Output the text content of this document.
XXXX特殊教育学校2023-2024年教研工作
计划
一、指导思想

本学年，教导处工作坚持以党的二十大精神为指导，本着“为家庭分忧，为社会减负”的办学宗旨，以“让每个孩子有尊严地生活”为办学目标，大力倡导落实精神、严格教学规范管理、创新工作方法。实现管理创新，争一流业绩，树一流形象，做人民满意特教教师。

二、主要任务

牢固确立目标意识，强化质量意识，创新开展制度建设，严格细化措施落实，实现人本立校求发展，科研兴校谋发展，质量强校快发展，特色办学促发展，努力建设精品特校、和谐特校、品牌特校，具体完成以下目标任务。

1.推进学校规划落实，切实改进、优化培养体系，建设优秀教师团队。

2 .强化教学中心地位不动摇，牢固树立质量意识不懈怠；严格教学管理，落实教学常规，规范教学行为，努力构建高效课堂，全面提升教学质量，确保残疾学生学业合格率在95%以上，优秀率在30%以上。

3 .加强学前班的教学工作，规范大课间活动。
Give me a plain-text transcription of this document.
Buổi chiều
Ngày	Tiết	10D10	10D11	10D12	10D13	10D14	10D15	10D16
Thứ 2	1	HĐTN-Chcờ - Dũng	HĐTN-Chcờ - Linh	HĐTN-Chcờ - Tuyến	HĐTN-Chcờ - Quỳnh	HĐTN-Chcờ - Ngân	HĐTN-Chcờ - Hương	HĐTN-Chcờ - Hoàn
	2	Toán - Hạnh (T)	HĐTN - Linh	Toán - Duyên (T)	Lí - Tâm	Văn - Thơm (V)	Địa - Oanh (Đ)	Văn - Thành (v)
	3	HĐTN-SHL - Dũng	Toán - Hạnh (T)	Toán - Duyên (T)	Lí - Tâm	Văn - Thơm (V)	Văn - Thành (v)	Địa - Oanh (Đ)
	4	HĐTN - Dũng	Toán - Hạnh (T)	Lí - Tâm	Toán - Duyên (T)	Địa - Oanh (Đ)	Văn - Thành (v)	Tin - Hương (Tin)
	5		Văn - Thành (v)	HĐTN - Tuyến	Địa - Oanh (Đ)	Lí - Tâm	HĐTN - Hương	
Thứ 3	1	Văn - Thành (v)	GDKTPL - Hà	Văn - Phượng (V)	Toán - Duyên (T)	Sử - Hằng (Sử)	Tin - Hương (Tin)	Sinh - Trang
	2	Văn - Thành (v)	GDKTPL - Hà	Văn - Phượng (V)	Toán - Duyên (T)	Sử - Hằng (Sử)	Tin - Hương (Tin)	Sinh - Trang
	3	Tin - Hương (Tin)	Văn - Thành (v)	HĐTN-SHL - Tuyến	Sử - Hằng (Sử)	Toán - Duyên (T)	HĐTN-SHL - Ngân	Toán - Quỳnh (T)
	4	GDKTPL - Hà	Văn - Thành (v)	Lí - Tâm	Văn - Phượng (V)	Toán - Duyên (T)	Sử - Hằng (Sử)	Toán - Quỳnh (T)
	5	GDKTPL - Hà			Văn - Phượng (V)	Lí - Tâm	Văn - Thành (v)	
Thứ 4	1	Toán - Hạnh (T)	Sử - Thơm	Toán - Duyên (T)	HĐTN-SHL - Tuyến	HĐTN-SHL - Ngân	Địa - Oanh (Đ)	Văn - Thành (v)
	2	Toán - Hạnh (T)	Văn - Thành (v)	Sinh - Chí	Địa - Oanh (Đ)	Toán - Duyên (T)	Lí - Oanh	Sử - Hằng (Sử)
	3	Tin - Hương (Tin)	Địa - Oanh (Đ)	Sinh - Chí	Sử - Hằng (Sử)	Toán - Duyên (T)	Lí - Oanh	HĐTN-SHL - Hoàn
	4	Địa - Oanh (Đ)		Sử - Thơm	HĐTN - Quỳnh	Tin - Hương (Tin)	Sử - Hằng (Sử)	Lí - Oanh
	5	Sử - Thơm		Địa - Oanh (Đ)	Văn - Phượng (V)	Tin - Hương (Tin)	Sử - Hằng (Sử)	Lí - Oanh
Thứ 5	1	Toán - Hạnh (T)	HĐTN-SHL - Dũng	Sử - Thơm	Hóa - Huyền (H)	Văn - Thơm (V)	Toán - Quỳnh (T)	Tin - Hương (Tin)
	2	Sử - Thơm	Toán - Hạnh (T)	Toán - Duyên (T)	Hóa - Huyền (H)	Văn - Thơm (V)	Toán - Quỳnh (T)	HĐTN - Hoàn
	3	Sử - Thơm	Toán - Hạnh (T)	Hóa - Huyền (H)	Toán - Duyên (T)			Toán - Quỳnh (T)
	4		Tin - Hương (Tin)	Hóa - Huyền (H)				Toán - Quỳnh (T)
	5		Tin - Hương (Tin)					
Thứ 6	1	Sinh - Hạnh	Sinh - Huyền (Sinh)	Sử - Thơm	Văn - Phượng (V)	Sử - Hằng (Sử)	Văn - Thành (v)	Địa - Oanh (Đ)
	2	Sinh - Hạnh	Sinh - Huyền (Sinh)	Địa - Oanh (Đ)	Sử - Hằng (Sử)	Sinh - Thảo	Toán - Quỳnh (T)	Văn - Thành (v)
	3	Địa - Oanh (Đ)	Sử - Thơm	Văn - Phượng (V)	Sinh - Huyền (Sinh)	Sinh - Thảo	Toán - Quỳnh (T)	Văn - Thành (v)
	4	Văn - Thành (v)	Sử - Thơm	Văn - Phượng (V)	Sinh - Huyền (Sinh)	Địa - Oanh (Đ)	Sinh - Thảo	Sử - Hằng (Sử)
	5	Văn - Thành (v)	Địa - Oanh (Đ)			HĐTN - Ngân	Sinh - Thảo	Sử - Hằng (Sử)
====
[Aim of the task] Print all the data exactly.

[Final answer]
Output the text content of this document.
XXXX特殊教育学校2023-2024年教研工作
计划
一、指导思想

本学年，教导处工作坚持以党的二十大精神为指导，本着“为家庭分忧，为社会减负”的办学宗旨，以“让每个孩子有尊严地生活”为办学目标，大力倡导落实精神、严格教学规范管理、创新工作方法。实现管理创新，争一流业绩，树一流形象，做人民满意特教教师。

二、主要任务

牢固确立目标意识，强化质量意识，创新开展制度建设，严格细化措施落实，实现人本立校求发展，科研兴校谋发展，质量强校快发展，特色办学促发展，努力建设精品特校、和谐特校、品牌特校，具体完成以下目标任务。

1.推进学校规划落实，切实改进、优化培养体系，建设优秀教师团队。

2 .强化教学中心地位不动摇，牢固树立质量意识不懈怠；严格教学管理，落实教学常规，规范教学行为，努力构建高效课堂，全面提升教学质量，确保残疾学生学业合格率在95%以上，优秀率在30%以上。

3 .加强学前班的教学工作，规范大课间活动。
Give me a plain-text transcription of this document.
Buổi chiều
Ngày	Tiết	10D10	10D11	10D12	10D13	10D14	10D15	10D16
Thứ 2	1	HĐTN-Chcờ - Dũng	HĐTN-Chcờ - Linh	HĐTN-Chcờ - Tuyến	HĐTN-Chcờ - Quỳnh	HĐTN-Chcờ - Ngân	HĐTN-Chcờ - Hương	HĐTN-Chcờ - Hoàn
	2	Toán - Hạnh (T)	HĐTN - Linh	Toán - Duyên (T)	Lí - Tâm	Văn - Thơm (V)	Địa - Oanh (Đ)	Văn - Thành (v)
	3	HĐTN-SHL - Dũng	Toán - Hạnh (T)	Toán - Duyên (T)	Lí - Tâm	Văn - Thơm (V)	Văn - Thành (v)	Địa - Oanh (Đ)
	4	HĐTN - Dũng	Toán - Hạnh (T)	Lí - Tâm	Toán - Duyên (T)	Địa - Oanh (Đ)	Văn - Thành (v)	Tin - Hương (Tin)
	5		Văn - Thành (v)	HĐTN - Tuyến	Địa - Oanh (Đ)	Lí - Tâm	HĐTN - Hương	
Thứ 3	1	Văn - Thành (v)	GDKTPL - Hà	Văn - Phượng (V)	Toán - Duyên (T)	Sử - Hằng (Sử)	Tin - Hương (Tin)	Sinh - Trang
	2	Văn - Thành (v)	GDKTPL - Hà	Văn - Phượng (V)	Toán - Duyên (T)	Sử - Hằng (Sử)	Tin - Hương (Tin)	Sinh - Trang
	3	Tin - Hương (Tin)	Văn - Thành (v)	HĐTN-SHL - Tuyến	Sử - Hằng (Sử)	Toán - Duyên (T)	HĐTN-SHL - Ngân	Toán - Quỳnh (T)
	4	GDKTPL - Hà	Văn - Thành (v)	Lí - Tâm	Văn - Phượng (V)	Toán - Duyên (T)	Sử - Hằng (Sử)	Toán - Quỳnh (T)
	5	GDKTPL - Hà			Văn - Phượng (V)	Lí - Tâm	Văn - Thành (v)	
Thứ 4	1	Toán - Hạnh (T)	Sử - Thơm	Toán - Duyên (T)	HĐTN-SHL - Tuyến	HĐTN-SHL - Ngân	Địa - Oanh (Đ)	Văn - Thành (v)
	2	Toán - Hạnh (T)	Văn - Thành (v)	Sinh - Chí	Địa - Oanh (Đ)	Toán - Duyên (T)	Lí - Oanh	Sử - Hằng (Sử)
	3	Tin - Hương (Tin)	Địa - Oanh (Đ)	Sinh - Chí	Sử - Hằng (Sử)	Toán - Duyên (T)	Lí - Oanh	HĐTN-SHL - Hoàn
	4	Địa - Oanh (Đ)		Sử - Thơm	HĐTN - Quỳnh	Tin - Hương (Tin)	Sử - Hằng (Sử)	Lí - Oanh
	5	Sử - Thơm		Địa - Oanh (Đ)	Văn - Phượng (V)	Tin - Hương (Tin)	Sử - Hằng (Sử)	Lí - Oanh
Thứ 5	1	Toán - Hạnh (T)	HĐTN-SHL - Dũng	Sử - Thơm	Hóa - Huyền (H)	Văn - Thơm (V)	Toán - Quỳnh (T)	Tin - Hương (Tin)
	2	Sử - Thơm	Toán - Hạnh (T)	Toán - Duyên (T)	Hóa - Huyền (H)	Văn - Thơm (V)	Toán - Quỳnh (T)	HĐTN - Hoàn
	3	Sử - Thơm	Toán - Hạnh (T)	Hóa - Huyền (H)	Toán - Duyên (T)			Toán - Quỳnh (T)
	4		Tin - Hương (Tin)	Hóa - Huyền (H)				Toán - Quỳnh (T)
	5		Tin - Hương (Tin)					
Thứ 6	1	Sinh - Hạnh	Sinh - Huyền (Sinh)	Sử - Thơm	Văn - Phượng (V)	Sử - Hằng (Sử)	Văn - Thành (v)	Địa - Oanh (Đ)
	2	Sinh - Hạnh	Sinh - Huyền (Sinh)	Địa - Oanh (Đ)	Sử - Hằng (Sử)	Sinh - Thảo	Toán - Quỳnh (T)	Văn - Thành (v)
	3	Địa - Oanh (Đ)	Sử - Thơm	Văn - Phượng (V)	Sinh - Huyền (Sinh)	Sinh - Thảo	Toán - Quỳnh (T)	Văn - Thành (v)
	4	Văn - Thành (v)	Sử - Thơm	Văn - Phượng (V)	Sinh - Huyền (Sinh)	Địa - Oanh (Đ)	Sinh - Thảo	Sử - Hằng (Sử)
	5	Văn - Thành (v)	Địa - Oanh (Đ)			HĐTN - Ngân	Sinh - Thảo	Sử - Hằng (Sử)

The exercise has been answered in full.